# [Exercises]
A - Transcribe the part of the Pentastar Aviation text that opens with the words containing "The company also" and closes with "County International Airport.".
B - According to the Pentastar Aviation text, in what year was Chrysler Air Transportation renamed Pentastar Aviation?

─── Source excerpt ───

Pentastar Aviation is an American aviation services company based in Waterford, Oakland County, Michigan. It provides domestic and international private charter flights, avionics, maintenance services, in-flight catering and FBO services.  Originally a subsidiary of the Chrysler Corporation, the company was sold in 2001 to Ford family member Edsel B. Ford II.

History
Pentastar Aviation began in 1964 as Chrysler Air Transportation, Chrysler Corporation's internal flight department based at Willow Run Airport in Ypsilanti, Michigan.  The company was renamed Pentastar Aviation in 1980.  Initially providing internal flight services, over time the division expanded to offer maintenance and avionics services, private aircraft brokerage services, fixed-base operation services and charter services through Pentastar Aviation Charter, Inc.

Fleet
Pentastar Aviation Charter, Inc's fleet includes the following aircraft:

 King Air 200
 Citation Jet Series
 Hawker 400XP
 Learjet 45 / 75
 Embraer Phenom 300
 Citation XL/XLS
 Hawker 800XP
 Hawker 850XP
 Hawker 900XP
 Learjet 60 / 60XR
 Gulfstream 150
 Citation Latitude
 Challenger 300/350
 Citation X / Sovereign
 Falcon 50EX
 Gulfstream 200 / 280
 Legacy 450 / 500
 Challenger 604 / 605
 Falcon 2000 EX / LXS
 Gulfstream IV / IVSP / 450 / 400
 Embraer Legacy 600
 Dassault Falcon 7X
 Gulfstream V / 550 / 650
 Bombardier Global Express

The company also uses a range of jets through a network of pre-approved operators.

Aircraft maintenance
Pentastar Aviation holds Class 3 and Class 4 airframe ratings and maintains Gulfstream, Bombardier, Cessna, Dassault and Hawker aircraft. It also carries out avionics installation and repair at its facility at Oakland County International Airport.

─── Recorded data ───

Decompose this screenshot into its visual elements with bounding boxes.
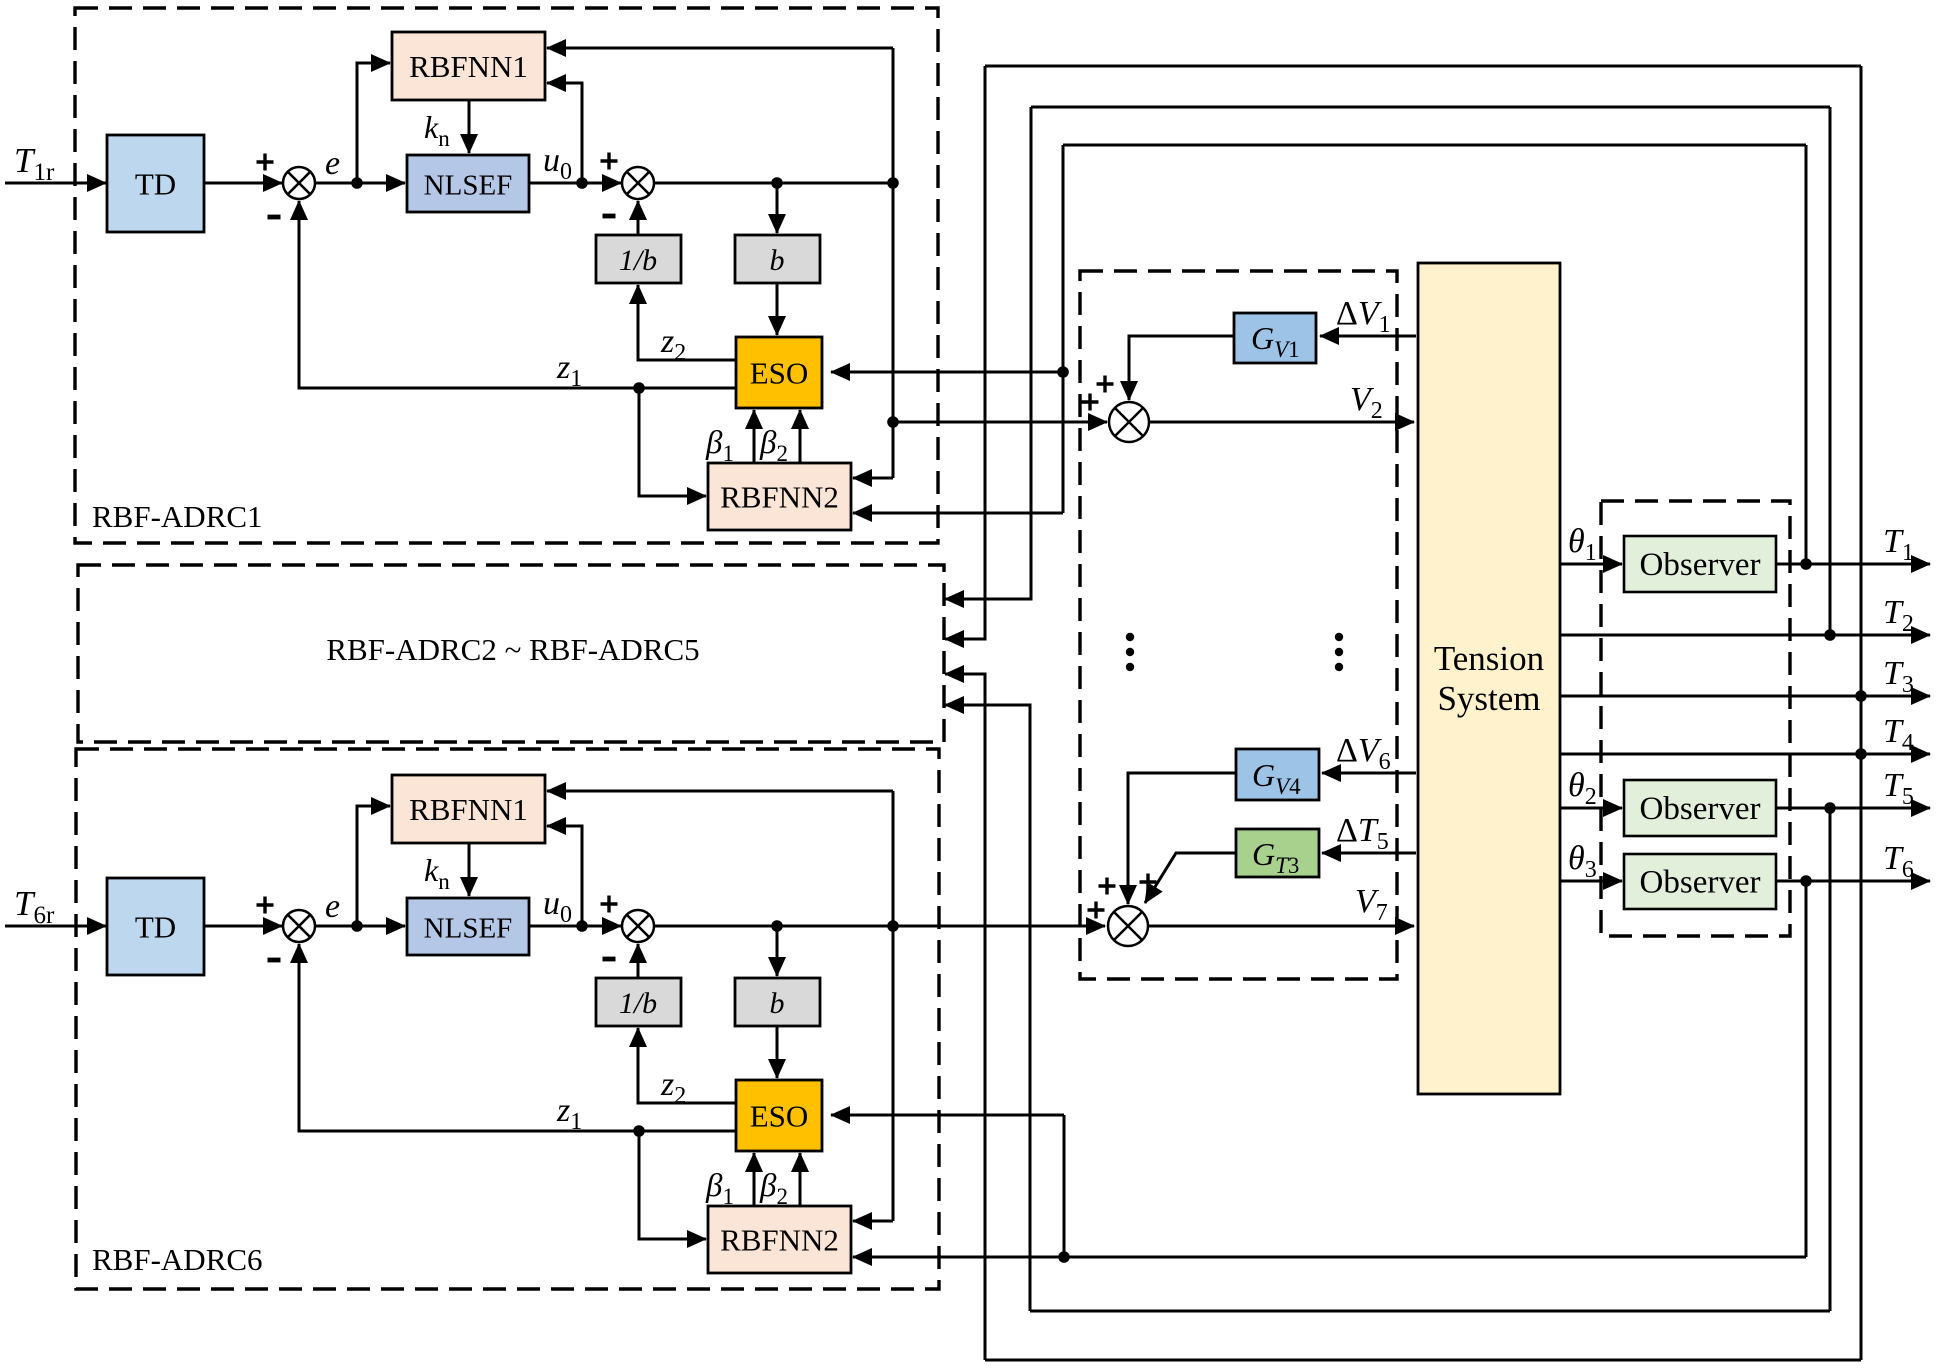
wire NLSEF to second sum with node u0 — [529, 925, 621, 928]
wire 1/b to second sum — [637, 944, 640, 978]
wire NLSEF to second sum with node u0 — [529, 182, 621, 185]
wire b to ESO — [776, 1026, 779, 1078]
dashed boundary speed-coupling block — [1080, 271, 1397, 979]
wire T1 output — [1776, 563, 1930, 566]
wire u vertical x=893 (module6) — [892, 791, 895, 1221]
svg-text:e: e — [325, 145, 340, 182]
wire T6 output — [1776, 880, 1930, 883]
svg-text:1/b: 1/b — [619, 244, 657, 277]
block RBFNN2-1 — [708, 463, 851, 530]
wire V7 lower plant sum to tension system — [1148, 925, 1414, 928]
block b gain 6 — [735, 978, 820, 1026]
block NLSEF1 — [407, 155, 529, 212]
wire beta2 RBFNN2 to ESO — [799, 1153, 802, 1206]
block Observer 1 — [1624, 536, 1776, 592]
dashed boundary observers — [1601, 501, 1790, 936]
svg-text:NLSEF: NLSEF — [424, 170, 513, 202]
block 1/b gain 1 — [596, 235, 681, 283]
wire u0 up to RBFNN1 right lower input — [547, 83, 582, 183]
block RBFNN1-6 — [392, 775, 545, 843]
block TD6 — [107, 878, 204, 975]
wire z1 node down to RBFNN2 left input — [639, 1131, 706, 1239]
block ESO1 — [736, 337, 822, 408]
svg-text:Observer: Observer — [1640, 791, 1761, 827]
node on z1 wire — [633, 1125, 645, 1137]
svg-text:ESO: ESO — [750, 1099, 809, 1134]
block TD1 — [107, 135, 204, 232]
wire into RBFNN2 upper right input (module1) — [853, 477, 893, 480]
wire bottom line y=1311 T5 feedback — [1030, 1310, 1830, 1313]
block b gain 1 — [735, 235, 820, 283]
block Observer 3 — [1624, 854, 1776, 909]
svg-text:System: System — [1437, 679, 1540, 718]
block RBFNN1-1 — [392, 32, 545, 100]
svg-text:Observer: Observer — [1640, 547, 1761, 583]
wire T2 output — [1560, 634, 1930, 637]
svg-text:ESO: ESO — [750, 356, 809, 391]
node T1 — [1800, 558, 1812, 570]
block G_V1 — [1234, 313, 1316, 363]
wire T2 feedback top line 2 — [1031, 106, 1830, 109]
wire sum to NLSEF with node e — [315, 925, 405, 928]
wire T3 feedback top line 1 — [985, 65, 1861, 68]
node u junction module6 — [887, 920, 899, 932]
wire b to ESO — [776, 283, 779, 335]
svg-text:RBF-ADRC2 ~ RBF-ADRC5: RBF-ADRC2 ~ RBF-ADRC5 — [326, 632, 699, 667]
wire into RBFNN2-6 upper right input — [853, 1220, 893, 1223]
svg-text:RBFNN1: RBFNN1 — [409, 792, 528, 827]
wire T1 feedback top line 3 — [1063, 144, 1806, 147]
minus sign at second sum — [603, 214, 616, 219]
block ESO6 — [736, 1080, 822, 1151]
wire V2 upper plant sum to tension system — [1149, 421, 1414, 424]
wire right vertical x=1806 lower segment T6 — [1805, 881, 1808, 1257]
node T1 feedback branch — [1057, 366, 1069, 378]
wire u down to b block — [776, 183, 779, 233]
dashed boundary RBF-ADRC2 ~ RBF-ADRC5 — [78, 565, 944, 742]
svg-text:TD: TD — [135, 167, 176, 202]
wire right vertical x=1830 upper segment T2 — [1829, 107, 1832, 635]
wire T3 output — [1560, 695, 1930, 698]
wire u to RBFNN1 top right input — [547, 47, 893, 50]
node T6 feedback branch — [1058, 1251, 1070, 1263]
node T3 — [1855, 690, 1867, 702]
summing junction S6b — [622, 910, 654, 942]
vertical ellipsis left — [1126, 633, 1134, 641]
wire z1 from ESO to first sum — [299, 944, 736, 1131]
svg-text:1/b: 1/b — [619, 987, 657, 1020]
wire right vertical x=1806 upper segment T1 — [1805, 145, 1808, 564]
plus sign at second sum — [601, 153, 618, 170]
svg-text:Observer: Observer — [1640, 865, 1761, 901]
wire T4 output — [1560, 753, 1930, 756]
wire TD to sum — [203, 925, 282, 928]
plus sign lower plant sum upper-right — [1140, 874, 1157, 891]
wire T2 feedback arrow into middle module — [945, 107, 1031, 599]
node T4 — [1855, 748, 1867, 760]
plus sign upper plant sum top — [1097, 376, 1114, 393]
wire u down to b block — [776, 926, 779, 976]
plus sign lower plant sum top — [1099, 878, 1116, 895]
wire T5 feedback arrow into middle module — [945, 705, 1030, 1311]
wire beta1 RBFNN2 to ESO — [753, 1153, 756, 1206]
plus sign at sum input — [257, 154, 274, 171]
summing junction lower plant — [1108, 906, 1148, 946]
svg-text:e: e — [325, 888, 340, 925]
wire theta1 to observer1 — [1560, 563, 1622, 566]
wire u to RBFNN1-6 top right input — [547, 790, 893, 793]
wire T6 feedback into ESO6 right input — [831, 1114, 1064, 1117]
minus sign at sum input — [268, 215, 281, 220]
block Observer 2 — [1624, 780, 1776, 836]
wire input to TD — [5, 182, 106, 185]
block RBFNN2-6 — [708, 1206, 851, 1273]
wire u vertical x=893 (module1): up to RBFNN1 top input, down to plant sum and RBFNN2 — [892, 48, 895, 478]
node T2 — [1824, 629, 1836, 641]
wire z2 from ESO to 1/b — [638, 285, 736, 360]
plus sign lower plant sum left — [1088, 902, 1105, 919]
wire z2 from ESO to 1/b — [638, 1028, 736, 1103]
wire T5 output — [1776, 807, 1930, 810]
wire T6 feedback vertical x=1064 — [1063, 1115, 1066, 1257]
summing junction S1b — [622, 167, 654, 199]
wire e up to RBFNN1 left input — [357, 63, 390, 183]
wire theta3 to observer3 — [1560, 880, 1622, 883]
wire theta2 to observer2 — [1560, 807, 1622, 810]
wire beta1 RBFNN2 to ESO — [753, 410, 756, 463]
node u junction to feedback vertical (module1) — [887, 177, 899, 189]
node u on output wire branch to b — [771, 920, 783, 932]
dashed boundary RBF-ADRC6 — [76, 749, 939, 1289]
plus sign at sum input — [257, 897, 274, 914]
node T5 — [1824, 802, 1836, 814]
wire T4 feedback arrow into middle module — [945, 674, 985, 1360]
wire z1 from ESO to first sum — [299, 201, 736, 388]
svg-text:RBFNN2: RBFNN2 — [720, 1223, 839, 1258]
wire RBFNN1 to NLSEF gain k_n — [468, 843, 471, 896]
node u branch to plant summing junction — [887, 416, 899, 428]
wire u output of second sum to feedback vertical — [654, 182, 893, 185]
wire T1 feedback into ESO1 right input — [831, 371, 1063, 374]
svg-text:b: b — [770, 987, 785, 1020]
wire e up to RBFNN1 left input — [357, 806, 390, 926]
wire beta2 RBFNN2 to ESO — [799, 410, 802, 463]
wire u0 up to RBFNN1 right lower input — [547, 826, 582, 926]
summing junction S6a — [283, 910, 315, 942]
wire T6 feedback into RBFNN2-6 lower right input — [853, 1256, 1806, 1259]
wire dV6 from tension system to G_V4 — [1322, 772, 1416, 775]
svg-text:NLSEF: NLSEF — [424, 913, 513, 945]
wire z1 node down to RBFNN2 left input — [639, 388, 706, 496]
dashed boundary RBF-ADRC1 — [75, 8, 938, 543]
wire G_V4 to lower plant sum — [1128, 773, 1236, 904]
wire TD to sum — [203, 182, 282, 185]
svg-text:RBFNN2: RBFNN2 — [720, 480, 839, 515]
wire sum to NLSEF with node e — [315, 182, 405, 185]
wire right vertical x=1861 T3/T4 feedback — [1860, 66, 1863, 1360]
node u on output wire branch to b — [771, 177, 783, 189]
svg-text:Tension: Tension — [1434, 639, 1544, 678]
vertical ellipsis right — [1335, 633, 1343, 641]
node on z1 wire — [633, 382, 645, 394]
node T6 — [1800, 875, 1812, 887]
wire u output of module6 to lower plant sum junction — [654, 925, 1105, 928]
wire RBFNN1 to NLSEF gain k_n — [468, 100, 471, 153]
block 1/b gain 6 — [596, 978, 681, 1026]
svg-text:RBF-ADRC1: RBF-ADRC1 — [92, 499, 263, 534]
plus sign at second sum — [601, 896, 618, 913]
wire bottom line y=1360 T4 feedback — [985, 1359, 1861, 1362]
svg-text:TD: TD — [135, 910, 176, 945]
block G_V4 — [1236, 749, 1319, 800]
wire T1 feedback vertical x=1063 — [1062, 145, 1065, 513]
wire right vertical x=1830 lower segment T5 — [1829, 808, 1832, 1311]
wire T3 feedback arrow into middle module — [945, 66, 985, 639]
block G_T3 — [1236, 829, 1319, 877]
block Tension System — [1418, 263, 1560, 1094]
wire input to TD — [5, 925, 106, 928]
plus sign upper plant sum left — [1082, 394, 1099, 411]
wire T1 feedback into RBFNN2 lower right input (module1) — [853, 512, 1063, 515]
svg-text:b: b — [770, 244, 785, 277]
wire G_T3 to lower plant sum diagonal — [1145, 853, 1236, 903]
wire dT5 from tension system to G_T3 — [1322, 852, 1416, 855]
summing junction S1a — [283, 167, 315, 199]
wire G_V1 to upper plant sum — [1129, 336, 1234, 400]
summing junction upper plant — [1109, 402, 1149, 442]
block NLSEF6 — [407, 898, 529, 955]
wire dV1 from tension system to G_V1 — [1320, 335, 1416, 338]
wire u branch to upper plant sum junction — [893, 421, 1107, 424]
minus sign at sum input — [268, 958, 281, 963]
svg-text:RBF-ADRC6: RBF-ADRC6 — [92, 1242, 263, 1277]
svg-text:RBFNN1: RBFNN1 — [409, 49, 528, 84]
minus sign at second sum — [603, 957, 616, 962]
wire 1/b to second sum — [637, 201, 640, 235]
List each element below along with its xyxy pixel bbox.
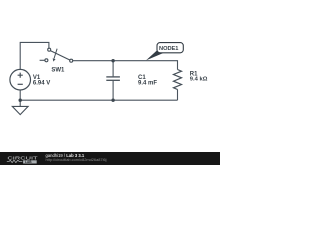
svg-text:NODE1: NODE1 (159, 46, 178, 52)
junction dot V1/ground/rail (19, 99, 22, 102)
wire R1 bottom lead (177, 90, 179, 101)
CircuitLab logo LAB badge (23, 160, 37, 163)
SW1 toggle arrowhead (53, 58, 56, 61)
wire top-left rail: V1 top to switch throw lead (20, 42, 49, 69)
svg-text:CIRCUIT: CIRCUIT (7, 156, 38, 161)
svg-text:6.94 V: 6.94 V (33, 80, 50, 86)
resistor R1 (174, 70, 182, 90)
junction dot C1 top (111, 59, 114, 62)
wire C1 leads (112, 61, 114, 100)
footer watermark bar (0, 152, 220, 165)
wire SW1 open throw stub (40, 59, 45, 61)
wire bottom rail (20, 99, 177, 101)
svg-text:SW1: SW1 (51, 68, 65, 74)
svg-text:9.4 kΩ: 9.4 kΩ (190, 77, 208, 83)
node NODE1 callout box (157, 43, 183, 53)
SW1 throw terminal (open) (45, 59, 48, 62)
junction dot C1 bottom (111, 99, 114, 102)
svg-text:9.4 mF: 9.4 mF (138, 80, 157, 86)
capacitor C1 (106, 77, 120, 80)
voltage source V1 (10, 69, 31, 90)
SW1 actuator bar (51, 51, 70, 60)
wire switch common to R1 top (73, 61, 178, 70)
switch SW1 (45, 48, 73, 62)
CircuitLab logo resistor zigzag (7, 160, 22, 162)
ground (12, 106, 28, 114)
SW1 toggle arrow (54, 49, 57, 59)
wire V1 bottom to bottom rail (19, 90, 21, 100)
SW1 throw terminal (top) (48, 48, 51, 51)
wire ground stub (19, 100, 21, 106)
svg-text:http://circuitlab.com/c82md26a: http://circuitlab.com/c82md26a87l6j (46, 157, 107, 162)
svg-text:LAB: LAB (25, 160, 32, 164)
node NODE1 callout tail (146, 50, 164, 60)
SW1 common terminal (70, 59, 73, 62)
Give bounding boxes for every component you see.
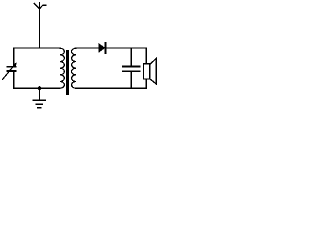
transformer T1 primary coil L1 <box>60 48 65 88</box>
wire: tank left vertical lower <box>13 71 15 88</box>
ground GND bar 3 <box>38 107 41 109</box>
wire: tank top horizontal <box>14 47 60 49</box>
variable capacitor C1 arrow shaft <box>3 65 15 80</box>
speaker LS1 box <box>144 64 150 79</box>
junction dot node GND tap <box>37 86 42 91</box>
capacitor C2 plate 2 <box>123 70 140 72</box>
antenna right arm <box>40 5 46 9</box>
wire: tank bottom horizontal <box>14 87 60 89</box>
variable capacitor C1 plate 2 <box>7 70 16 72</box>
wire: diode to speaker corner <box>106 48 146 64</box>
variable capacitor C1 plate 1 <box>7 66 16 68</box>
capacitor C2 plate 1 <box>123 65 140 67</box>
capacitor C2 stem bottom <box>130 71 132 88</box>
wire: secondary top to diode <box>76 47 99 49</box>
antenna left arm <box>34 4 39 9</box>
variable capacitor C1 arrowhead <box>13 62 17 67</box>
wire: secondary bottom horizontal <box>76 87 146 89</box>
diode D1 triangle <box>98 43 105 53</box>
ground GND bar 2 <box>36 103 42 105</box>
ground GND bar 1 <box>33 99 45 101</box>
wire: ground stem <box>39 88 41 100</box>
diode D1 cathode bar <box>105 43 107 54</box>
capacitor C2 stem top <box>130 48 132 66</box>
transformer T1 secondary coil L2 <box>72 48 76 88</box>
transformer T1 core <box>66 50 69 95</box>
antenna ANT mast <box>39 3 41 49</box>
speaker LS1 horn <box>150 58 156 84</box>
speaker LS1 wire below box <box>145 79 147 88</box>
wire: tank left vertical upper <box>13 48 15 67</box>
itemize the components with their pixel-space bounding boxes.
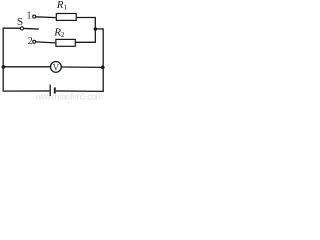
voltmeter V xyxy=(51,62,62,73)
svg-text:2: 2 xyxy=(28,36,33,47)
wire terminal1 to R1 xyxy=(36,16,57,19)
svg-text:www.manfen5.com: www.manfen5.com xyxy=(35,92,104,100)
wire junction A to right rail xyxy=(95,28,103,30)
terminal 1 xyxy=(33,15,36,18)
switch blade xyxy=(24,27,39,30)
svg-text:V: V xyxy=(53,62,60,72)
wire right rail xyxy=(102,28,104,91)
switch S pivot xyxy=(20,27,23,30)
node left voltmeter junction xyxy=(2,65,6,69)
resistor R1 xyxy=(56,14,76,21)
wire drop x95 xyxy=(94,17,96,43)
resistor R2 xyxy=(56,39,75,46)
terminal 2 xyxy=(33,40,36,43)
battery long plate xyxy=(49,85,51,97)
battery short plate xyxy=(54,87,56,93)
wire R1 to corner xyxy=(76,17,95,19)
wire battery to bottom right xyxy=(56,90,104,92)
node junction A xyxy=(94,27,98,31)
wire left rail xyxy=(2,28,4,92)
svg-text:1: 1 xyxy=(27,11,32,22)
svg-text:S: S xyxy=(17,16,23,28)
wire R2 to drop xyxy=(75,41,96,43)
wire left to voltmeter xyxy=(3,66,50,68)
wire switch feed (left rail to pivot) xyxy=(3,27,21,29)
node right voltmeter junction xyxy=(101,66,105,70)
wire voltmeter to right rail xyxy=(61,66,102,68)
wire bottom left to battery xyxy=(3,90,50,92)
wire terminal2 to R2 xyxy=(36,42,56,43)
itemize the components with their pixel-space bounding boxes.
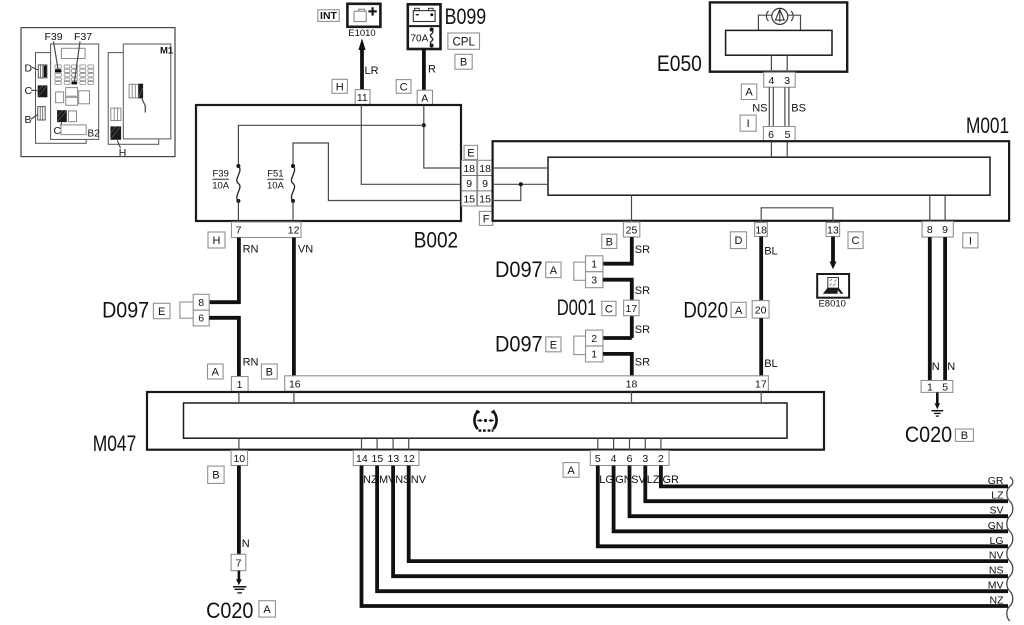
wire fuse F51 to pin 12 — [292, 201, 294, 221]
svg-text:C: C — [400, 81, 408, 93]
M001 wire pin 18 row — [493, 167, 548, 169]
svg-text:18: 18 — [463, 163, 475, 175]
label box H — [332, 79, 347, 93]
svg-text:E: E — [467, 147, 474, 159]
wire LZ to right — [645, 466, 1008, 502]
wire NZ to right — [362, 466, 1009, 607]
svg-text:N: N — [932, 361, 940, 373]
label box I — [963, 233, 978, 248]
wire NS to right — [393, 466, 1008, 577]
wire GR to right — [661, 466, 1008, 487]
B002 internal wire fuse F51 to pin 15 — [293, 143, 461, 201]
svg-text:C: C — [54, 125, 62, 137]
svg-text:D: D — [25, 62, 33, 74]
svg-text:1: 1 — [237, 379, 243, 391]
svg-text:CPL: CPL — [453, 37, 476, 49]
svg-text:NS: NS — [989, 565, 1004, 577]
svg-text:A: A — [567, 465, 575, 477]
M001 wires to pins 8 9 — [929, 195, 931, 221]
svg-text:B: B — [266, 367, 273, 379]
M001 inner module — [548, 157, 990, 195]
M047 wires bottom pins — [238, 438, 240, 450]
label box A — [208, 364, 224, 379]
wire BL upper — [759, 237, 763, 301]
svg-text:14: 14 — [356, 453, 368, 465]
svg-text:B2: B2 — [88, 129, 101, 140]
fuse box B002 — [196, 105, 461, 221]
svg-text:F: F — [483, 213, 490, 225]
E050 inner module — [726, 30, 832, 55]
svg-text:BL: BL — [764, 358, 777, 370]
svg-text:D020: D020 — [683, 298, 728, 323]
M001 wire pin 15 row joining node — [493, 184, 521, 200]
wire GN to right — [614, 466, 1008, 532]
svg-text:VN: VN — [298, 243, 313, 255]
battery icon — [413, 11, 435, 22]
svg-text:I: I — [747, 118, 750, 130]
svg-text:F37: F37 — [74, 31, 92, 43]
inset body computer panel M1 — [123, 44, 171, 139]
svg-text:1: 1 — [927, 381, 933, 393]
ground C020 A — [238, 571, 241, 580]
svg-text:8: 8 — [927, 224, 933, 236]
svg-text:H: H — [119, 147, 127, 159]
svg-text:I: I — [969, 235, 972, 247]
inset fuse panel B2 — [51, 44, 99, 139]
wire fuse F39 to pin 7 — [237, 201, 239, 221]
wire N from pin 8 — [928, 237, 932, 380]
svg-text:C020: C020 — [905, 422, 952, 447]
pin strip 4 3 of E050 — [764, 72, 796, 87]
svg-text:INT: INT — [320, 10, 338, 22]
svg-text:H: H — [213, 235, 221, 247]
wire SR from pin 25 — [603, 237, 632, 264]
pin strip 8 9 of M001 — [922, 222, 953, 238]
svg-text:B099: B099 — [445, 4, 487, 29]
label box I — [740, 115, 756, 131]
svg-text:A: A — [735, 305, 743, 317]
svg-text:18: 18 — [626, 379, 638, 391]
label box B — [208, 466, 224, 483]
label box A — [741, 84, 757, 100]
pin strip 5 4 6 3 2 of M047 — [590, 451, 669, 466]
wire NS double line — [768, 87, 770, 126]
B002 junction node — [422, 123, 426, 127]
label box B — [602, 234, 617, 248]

───

# [Answers by task]
A -
The company also uses a range of jets through a network of pre-approved operators.

Aircraft maintenance
Pentastar Aviation holds Class 3 and Class 4 airframe ratings and maintains Gulfstream, Bombardier, Cessna, Dassault and Hawker aircraft. It also carries out avionics installation and repair at its facility at Oakland County International Airport.

B - 1980